Stated exercise a
In the travel post below, swap "Primark" for "the discount chain" and write out the passage that begins at the words "Groceries on the" and stops after "to gluten-free etc.".

Saturday 14 July 2018

Look-see-decide trip - Part 3

A couple of personal observations and opinions about our trip:

We found eating out more expensive than we expected(we were comparing to our last trip which was 6 years ago, so I guess that's to be expected).  We didn't eat in any "fancy" restaurants, mainly sticking to pub meals when eating out and on average paid roughly £12 to £14 for a meal., excluding drinks.

We bought a couple of heat-in-the-microwave type meals from supermarkets and found their quality to be really good and the price reasonable.

We didn't notice too many sushi restaurants in the towns we visited.  We did pop into a sushi chain-type restaurant and were a little under-awed by the sushi... it wasn't a patch on our local sushi joint.

Groceries on the whole seemed more reasonably priced than at home.  The price of clothes varied a lot - Primark prices were very reasonable and the quality surprisingly good (I bought a pair of PJs which compared favourably quality-wise with Woolies at home, which surprised me)

If you have any type of food intolerance you are very well catered for in the UK with large sections of the supermarket aisles dedicated to gluten-free etc.

I'm vegetarian and I was blown away by the choices on offer for "veggies" in the UK.  The Quorn cold meat and cocktail sausages are SERIOUSLY yummy.

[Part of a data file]
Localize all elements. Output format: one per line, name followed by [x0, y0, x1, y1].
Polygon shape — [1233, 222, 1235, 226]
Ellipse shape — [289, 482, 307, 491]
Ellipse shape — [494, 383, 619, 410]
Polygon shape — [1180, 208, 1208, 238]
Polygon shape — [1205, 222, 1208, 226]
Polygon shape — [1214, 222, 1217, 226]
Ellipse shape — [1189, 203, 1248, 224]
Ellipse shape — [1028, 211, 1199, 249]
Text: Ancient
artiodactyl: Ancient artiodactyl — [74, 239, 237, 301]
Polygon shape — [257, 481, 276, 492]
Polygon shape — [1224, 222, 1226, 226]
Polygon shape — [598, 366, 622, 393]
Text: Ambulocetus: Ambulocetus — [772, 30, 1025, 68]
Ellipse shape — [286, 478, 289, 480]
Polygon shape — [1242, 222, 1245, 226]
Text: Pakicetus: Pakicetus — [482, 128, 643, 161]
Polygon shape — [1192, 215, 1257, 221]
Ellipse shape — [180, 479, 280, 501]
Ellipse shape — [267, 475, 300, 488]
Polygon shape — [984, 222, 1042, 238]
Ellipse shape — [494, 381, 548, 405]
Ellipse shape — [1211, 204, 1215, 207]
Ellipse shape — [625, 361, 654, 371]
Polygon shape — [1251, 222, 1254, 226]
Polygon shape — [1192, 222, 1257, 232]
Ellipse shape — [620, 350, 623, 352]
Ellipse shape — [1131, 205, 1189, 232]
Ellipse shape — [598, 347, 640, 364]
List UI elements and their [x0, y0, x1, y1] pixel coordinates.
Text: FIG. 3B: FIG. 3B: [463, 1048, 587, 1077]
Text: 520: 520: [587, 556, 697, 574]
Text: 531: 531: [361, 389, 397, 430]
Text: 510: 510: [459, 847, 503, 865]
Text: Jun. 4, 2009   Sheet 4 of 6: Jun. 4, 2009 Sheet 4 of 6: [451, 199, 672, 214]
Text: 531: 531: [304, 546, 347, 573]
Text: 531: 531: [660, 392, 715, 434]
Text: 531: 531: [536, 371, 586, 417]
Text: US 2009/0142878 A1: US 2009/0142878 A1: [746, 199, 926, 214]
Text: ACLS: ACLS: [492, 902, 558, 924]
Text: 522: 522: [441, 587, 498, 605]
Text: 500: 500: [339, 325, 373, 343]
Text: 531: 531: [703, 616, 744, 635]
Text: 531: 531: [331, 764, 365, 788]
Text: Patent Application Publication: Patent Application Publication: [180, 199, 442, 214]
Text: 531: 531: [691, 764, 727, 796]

Stated exercise b
Put the entries into a JSON list of strings, one string per line with blank lines left out. Begin at the start of the entries and stop after the line that contains "Ellipse shape — [1189, 203, 1248, 224]".

Worked solution a
Groceries on the whole seemed more reasonably priced than at home.  The price of clothes varied a lot - the discount chain prices were very reasonable and the quality surprisingly good (I bought a pair of PJs which compared favourably quality-wise with Woolies at home, which surprised me)

If you have any type of food intolerance you are very well catered for in the UK with large sections of the supermarket aisles dedicated to gluten-free etc.

Worked solution b
[
  "Localize all elements. Output format: one per line, name followed by [x0, y0, x1, y1].",
  "Polygon shape — [1233, 222, 1235, 226]",
  "Ellipse shape — [289, 482, 307, 491]",
  "Ellipse shape — [494, 383, 619, 410]",
  "Polygon shape — [1180, 208, 1208, 238]",
  "Polygon shape — [1205, 222, 1208, 226]",
  "Polygon shape — [1214, 222, 1217, 226]",
  "Ellipse shape — [1189, 203, 1248, 224]"
]